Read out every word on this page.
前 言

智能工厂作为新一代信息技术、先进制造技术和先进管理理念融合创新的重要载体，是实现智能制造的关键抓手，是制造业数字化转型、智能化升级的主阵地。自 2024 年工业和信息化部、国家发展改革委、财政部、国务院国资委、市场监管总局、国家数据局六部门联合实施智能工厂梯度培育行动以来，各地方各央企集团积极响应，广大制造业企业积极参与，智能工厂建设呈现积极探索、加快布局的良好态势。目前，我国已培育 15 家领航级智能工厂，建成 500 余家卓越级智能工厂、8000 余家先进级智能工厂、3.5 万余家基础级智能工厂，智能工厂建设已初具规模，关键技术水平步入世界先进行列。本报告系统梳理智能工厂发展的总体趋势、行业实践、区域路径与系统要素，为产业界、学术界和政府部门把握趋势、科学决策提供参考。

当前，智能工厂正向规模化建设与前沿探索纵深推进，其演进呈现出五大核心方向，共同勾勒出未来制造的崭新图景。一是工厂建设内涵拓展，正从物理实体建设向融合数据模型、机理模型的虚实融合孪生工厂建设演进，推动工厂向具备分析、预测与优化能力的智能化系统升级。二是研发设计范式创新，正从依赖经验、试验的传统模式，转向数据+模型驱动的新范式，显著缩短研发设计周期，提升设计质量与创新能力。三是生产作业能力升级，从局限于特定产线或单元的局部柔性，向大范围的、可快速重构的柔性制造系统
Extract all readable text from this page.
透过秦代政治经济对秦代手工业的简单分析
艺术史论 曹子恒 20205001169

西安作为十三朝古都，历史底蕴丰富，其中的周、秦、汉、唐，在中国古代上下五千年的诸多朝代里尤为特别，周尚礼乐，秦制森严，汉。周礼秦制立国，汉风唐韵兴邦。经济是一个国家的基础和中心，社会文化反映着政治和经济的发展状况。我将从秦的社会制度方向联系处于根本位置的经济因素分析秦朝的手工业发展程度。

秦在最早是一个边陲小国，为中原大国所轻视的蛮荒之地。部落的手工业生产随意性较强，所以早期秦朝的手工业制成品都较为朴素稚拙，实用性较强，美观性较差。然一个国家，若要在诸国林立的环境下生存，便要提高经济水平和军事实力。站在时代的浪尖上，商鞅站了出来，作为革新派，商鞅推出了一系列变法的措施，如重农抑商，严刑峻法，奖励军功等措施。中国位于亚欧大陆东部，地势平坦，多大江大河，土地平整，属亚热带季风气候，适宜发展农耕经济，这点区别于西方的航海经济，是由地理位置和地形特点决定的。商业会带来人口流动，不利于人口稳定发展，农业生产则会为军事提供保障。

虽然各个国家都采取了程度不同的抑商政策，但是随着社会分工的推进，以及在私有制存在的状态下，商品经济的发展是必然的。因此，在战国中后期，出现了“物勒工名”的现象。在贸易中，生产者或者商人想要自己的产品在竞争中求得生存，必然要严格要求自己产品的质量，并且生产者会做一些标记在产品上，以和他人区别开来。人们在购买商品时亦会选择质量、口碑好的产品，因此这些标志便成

GOAL OF THE EXERCISE >> Each line from the one with "Extract all readable text from this page." through the last line of the records must be written out word for word. Include nothing else.

THE RESULT >>
Extract all readable text from this page.
透过秦代政治经济对秦代手工业的简单分析
艺术史论 曹子恒 20205001169

西安作为十三朝古都，历史底蕴丰富，其中的周、秦、汉、唐，在中国古代上下五千年的诸多朝代里尤为特别，周尚礼乐，秦制森严，汉。周礼秦制立国，汉风唐韵兴邦。经济是一个国家的基础和中心，社会文化反映着政治和经济的发展状况。我将从秦的社会制度方向联系处于根本位置的经济因素分析秦朝的手工业发展程度。

秦在最早是一个边陲小国，为中原大国所轻视的蛮荒之地。部落的手工业生产随意性较强，所以早期秦朝的手工业制成品都较为朴素稚拙，实用性较强，美观性较差。然一个国家，若要在诸国林立的环境下生存，便要提高经济水平和军事实力。站在时代的浪尖上，商鞅站了出来，作为革新派，商鞅推出了一系列变法的措施，如重农抑商，严刑峻法，奖励军功等措施。中国位于亚欧大陆东部，地势平坦，多大江大河，土地平整，属亚热带季风气候，适宜发展农耕经济，这点区别于西方的航海经济，是由地理位置和地形特点决定的。商业会带来人口流动，不利于人口稳定发展，农业生产则会为军事提供保障。

虽然各个国家都采取了程度不同的抑商政策，但是随着社会分工的推进，以及在私有制存在的状态下，商品经济的发展是必然的。因此，在战国中后期，出现了“物勒工名”的现象。在贸易中，生产者或者商人想要自己的产品在竞争中求得生存，必然要严格要求自己产品的质量，并且生产者会做一些标记在产品上，以和他人区别开来。人们在购买商品时亦会选择质量、口碑好的产品，因此这些标志便成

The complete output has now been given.